**SET EXERCISE 1:**
In the rows, starting with the line that contains "price-axis-label: 1.07990 xyxy=(1716,523,1756,535)" and going on through the line that contains "price-axis-tick xyxy=(1712,163,1716,164)", substitute "price-axis-marker" for every "price-axis-tick" and leave all else unchanged. Give back only those lines.

**GIVEN TEXT:**
---*---
Understanding PySpark JOINs Types for Data Engineering

1. Introduction

Apache Spark is the go-to engine for large-scale distributed data processing, and PySpark brings Spark’s power to Python. At the heart of almost every data pipeline is the need to combine datasets — matching records across tables, enriching data with reference information, or identifying gaps and mismatches between sources.

PySpark DataFrames support all the JOIN types you know from SQL, plus two powerful extras — Semi Join and Anti Join — that have no direct SQL equivalent but are invaluable for filtering workflows. Understanding which join to use, and how PySpark executes it across a distributed cluster, is what separates a good data engineer from a great one.

This guide covers all seven PySpark join types with syntax, output tables, real-world use cases, and performance considerations including broadcast joins and shuffle optimisation.

2. The Sample DataFrames

All examples use two DataFrames: employees and departments. The deliberate asymmetry — Diana has no department, and HR has no employees — makes each join type’s behaviour immediately visible.

			
from pyspark.sql import SparkSession
from pyspark.sql.functions import col, broadcast
spark = SparkSession.builder.appName('JoinDemo').getOrCreate()
# Employees DataFrame
emp_data = [
    (1, 'Alice',   10, 95000),
    (2, 'Bob',     20, 82000),
    (3, 'Charlie', 30, 74000),   # dept 30 does not exist
    (4, 'Diana',   None, 61000), # no department
]
emp_cols = ['emp_id', 'name', 'dept_id', 'salary']
employees = spark.createDataFrame(emp_data, emp_cols)
---*---
(Saved data entries)
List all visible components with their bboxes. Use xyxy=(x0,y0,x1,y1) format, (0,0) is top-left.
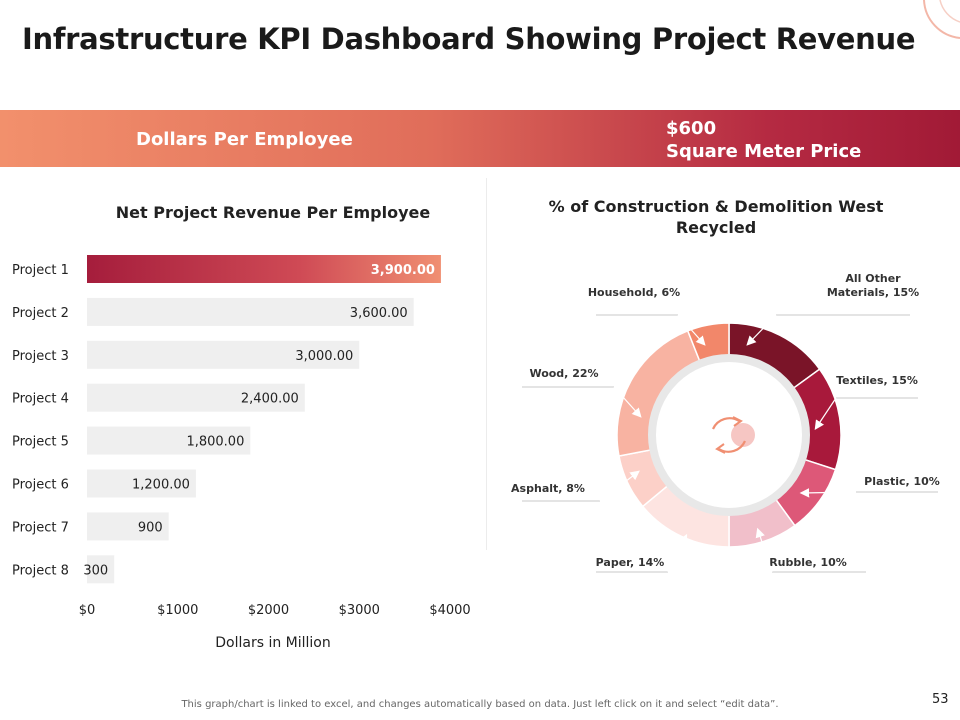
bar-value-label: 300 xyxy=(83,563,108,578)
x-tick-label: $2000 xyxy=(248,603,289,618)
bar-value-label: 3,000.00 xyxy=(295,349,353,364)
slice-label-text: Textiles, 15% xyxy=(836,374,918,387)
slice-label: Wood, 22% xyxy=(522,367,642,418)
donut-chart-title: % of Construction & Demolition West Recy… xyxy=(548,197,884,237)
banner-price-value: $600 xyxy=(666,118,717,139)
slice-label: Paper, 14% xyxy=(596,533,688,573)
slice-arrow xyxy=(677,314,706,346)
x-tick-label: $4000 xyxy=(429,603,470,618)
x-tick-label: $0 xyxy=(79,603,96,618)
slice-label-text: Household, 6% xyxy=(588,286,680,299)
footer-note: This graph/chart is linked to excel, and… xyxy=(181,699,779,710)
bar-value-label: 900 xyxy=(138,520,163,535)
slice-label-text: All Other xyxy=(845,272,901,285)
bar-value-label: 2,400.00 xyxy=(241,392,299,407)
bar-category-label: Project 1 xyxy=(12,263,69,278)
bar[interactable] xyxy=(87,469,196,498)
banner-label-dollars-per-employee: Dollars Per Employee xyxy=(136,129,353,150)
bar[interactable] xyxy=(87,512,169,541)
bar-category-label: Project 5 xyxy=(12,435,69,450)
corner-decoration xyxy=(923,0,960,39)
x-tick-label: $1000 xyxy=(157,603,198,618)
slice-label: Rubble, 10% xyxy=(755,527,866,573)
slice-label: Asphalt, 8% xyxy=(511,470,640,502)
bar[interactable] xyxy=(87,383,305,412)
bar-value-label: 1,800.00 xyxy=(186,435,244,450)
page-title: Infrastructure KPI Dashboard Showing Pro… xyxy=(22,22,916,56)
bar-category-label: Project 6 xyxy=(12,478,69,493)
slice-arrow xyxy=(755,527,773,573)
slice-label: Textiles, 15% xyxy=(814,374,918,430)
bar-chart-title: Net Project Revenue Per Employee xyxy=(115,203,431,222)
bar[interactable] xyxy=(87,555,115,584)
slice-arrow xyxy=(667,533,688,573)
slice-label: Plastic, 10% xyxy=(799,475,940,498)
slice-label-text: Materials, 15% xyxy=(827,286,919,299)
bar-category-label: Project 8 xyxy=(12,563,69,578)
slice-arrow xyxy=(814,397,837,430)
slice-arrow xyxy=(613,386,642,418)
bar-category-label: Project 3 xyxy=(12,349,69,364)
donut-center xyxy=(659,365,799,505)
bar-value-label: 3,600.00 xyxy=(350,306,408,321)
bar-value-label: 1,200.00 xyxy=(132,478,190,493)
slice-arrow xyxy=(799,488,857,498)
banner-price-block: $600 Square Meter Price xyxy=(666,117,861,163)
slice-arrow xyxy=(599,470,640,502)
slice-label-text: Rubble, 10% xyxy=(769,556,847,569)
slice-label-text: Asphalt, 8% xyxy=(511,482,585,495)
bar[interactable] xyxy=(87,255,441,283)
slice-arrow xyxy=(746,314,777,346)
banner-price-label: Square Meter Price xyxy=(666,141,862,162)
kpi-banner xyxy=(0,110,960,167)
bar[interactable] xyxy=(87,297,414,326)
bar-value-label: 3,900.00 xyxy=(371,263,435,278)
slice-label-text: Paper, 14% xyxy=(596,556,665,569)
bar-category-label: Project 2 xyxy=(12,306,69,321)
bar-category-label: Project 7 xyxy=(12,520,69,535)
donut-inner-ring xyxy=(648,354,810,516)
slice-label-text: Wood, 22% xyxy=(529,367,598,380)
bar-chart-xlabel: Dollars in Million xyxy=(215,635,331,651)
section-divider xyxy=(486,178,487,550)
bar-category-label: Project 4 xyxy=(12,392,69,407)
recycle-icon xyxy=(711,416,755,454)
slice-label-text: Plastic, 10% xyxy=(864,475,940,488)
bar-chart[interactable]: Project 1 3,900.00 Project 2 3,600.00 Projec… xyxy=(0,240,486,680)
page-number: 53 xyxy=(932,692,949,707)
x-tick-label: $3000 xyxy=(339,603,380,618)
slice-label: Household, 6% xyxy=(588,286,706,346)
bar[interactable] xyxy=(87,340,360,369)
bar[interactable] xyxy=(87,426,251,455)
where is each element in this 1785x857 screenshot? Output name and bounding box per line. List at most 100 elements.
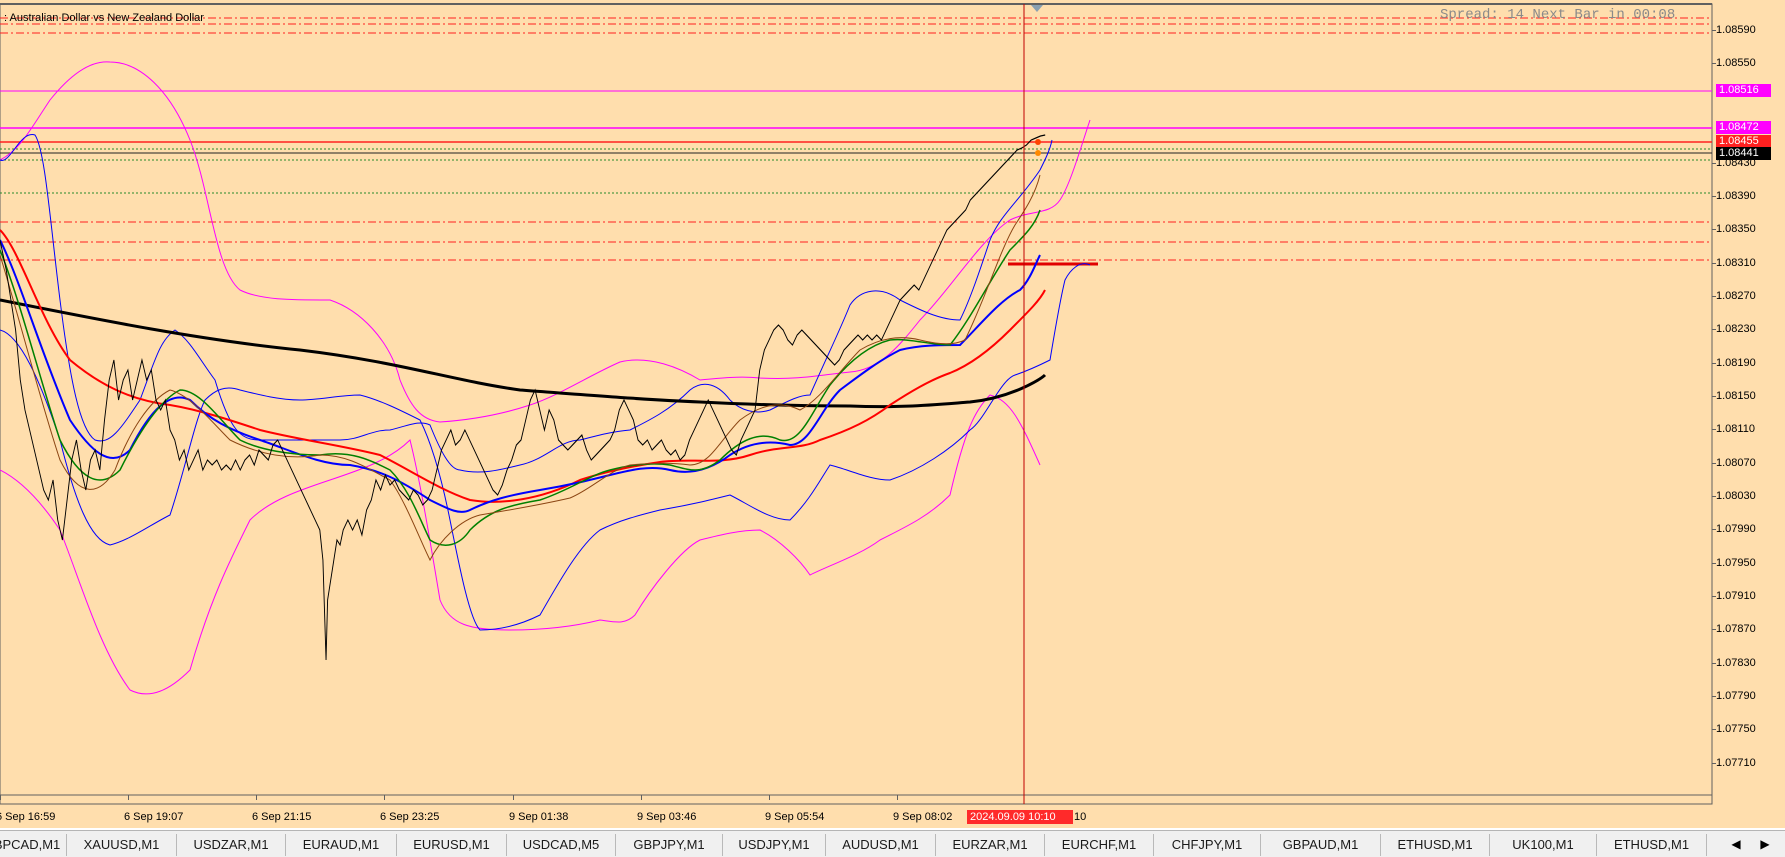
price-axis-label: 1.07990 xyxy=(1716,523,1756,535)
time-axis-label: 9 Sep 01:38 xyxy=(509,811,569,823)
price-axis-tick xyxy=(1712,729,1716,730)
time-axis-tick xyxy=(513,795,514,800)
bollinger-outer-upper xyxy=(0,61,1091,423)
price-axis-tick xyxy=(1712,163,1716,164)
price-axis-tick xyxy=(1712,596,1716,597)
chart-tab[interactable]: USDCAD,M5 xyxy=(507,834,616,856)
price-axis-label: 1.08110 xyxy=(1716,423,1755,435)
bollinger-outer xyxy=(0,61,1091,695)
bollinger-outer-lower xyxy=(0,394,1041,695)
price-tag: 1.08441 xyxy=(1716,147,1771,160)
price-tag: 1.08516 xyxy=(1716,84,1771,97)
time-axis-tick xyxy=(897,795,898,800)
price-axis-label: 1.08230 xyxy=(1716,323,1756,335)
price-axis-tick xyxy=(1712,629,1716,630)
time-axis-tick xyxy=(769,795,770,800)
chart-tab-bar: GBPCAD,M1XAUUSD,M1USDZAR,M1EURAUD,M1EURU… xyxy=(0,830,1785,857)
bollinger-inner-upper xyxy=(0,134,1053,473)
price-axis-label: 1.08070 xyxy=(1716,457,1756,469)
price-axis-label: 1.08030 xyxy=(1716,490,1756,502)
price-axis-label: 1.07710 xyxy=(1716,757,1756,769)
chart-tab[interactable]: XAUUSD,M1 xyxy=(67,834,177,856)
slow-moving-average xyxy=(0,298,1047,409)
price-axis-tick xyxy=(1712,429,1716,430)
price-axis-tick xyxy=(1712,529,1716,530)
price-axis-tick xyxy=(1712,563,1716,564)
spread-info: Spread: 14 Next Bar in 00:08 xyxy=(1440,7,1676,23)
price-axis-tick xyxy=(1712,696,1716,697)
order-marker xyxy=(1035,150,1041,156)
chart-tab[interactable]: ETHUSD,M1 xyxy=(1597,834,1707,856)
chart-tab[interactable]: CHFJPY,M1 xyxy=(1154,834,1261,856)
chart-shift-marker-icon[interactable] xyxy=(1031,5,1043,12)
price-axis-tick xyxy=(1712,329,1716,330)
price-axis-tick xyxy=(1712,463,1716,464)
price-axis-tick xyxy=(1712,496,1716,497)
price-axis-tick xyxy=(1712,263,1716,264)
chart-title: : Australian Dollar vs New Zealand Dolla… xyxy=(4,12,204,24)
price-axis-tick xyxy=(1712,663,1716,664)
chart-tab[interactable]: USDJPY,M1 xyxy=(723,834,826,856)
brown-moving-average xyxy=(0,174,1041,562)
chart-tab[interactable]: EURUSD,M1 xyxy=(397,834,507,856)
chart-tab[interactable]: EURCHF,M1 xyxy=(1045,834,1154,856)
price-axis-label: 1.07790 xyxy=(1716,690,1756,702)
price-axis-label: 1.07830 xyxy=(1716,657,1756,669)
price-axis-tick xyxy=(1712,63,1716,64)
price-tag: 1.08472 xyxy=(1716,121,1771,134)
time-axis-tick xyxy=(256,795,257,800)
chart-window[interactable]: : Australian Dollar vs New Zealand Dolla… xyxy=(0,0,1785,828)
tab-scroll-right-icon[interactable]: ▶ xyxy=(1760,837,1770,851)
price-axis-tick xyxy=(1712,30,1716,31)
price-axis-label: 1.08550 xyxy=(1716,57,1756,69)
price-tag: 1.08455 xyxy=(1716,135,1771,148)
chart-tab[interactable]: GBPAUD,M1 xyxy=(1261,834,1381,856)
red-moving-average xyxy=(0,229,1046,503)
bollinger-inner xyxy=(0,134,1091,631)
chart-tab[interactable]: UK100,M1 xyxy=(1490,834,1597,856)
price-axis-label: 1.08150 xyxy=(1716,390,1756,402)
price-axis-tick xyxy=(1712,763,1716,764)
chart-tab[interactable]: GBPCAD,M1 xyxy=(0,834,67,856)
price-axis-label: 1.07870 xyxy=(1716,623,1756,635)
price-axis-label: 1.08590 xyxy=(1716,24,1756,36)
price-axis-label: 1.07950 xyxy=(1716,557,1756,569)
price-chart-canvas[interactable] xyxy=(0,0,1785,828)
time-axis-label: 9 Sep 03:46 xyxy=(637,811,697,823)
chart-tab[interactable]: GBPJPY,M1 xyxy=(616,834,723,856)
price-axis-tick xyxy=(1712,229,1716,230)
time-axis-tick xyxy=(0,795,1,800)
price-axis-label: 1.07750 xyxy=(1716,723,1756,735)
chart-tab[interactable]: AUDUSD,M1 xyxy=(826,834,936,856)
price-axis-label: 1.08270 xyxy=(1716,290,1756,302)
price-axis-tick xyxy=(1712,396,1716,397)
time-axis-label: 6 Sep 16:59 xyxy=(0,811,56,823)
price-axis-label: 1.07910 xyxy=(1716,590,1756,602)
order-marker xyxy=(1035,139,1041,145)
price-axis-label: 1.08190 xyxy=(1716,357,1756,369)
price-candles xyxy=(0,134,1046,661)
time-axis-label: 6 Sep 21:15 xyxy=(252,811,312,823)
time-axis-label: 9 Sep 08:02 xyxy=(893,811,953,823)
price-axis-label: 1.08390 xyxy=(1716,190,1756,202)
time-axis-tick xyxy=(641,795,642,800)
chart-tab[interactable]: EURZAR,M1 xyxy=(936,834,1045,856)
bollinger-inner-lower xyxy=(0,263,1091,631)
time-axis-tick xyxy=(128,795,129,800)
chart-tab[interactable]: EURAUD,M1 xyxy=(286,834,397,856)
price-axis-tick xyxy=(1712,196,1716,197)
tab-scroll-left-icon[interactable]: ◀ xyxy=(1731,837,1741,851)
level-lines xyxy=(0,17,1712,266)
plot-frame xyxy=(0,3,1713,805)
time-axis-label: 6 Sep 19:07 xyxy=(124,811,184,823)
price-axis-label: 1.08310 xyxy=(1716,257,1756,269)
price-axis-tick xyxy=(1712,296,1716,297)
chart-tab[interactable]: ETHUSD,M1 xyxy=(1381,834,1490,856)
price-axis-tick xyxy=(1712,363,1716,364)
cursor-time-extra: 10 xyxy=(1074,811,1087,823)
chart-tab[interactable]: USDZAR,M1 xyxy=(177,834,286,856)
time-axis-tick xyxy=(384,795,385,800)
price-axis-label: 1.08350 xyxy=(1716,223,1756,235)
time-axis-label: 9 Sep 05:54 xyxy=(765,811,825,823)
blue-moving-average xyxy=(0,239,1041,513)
---*---
**SET EXERCISE 2:**
Return the whole text on PySpark join types word for word.

**EXPECTED ANSWER 1:**
price-axis-label: 1.07990 xyxy=(1716,523,1756,535)
time-axis-label: 9 Sep 01:38 xyxy=(509,811,569,823)
price-axis-marker xyxy=(1712,729,1716,730)
time-axis-tick xyxy=(513,795,514,800)
bollinger-outer-upper xyxy=(0,61,1091,423)
price-axis-marker xyxy=(1712,163,1716,164)

**EXPECTED ANSWER 2:**
Understanding PySpark JOINs Types for Data Engineering

1. Introduction

Apache Spark is the go-to engine for large-scale distributed data processing, and PySpark brings Spark’s power to Python. At the heart of almost every data pipeline is the need to combine datasets — matching records across tables, enriching data with reference information, or identifying gaps and mismatches between sources.

PySpark DataFrames support all the JOIN types you know from SQL, plus two powerful extras — Semi Join and Anti Join — that have no direct SQL equivalent but are invaluable for filtering workflows. Understanding which join to use, and how PySpark executes it across a distributed cluster, is what separates a good data engineer from a great one.

This guide covers all seven PySpark join types with syntax, output tables, real-world use cases, and performance considerations including broadcast joins and shuffle optimisation.

2. The Sample DataFrames

All examples use two DataFrames: employees and departments. The deliberate asymmetry — Diana has no department, and HR has no employees — makes each join type’s behaviour immediately visible.

			
from pyspark.sql import SparkSession
from pyspark.sql.functions import col, broadcast
spark = SparkSession.builder.appName('JoinDemo').getOrCreate()
# Employees DataFrame
emp_data = [
    (1, 'Alice',   10, 95000),
    (2, 'Bob',     20, 82000),
    (3, 'Charlie', 30, 74000),   # dept 30 does not exist
    (4, 'Diana',   None, 61000), # no department
]
emp_cols = ['emp_id', 'name', 'dept_id', 'salary']
employees = spark.createDataFrame(emp_data, emp_cols)